▶ **DIRECTIONS**
Update the listing below by replacing each occurrence of "Support" with "Resistance" and leaving every other line unchanged.

Extracted records:
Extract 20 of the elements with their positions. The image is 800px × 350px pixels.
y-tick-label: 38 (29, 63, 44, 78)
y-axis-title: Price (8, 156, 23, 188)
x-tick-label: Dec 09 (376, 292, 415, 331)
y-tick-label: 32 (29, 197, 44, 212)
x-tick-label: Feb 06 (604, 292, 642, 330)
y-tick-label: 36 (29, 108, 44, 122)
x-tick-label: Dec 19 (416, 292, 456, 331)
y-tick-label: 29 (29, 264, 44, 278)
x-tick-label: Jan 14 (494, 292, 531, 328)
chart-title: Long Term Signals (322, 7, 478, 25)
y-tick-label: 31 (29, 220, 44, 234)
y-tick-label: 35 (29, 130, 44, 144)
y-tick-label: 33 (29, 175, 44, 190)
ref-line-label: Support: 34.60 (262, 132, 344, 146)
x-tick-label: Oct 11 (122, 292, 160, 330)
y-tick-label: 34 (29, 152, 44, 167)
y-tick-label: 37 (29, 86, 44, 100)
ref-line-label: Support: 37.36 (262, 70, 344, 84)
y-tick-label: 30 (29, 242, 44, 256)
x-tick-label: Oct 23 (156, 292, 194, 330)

▶ **ANSWER TO THIS EXERCISE**
Extract 20 of the elements with their positions. The image is 800px × 350px pixels.
y-tick-label: 38 (29, 63, 44, 78)
y-axis-title: Price (8, 156, 23, 188)
x-tick-label: Dec 09 (376, 292, 415, 331)
y-tick-label: 32 (29, 197, 44, 212)
x-tick-label: Feb 06 (604, 292, 642, 330)
y-tick-label: 36 (29, 108, 44, 122)
x-tick-label: Dec 19 (416, 292, 456, 331)
y-tick-label: 29 (29, 264, 44, 278)
x-tick-label: Jan 14 (494, 292, 531, 328)
chart-title: Long Term Signals (322, 7, 478, 25)
y-tick-label: 31 (29, 220, 44, 234)
y-tick-label: 35 (29, 130, 44, 144)
y-tick-label: 33 (29, 175, 44, 190)
ref-line-label: Resistance: 34.60 (262, 132, 344, 146)
x-tick-label: Oct 11 (122, 292, 160, 330)
y-tick-label: 34 (29, 152, 44, 167)
y-tick-label: 37 (29, 86, 44, 100)
ref-line-label: Resistance: 37.36 (262, 70, 344, 84)
y-tick-label: 30 (29, 242, 44, 256)
x-tick-label: Oct 23 (156, 292, 194, 330)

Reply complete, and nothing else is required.